─── Extracted data ───

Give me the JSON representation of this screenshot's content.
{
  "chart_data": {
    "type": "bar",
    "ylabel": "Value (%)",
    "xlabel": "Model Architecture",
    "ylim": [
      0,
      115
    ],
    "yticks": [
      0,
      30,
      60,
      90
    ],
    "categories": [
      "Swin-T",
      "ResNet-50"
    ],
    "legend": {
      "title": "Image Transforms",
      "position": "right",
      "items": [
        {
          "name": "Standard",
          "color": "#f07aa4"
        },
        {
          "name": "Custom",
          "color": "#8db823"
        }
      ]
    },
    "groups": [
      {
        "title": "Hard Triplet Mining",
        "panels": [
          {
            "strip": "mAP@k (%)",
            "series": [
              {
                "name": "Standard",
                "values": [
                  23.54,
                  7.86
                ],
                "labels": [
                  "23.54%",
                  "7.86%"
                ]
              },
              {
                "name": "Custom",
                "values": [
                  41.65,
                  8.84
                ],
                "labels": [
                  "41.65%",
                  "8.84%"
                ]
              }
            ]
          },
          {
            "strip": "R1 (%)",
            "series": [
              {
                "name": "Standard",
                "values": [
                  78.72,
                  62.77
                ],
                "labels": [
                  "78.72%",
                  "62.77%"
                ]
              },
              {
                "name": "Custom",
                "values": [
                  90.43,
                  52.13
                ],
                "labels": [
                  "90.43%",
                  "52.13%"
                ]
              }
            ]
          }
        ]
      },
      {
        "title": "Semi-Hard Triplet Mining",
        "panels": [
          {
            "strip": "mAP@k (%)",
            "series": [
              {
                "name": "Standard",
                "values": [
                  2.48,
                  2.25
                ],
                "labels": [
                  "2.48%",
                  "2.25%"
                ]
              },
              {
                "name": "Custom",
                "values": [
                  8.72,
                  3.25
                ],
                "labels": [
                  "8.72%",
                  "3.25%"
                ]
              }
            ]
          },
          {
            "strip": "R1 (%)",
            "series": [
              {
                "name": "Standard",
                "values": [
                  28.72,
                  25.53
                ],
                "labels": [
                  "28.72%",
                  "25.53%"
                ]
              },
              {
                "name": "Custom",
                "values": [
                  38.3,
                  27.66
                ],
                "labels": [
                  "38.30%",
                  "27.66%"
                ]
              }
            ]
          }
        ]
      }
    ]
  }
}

───

* [Problem statement]
Look over the material above and show each line where "Mining" appears.

* [Complete response]
        "title": "Hard Triplet Mining",
        "title": "Semi-Hard Triplet Mining",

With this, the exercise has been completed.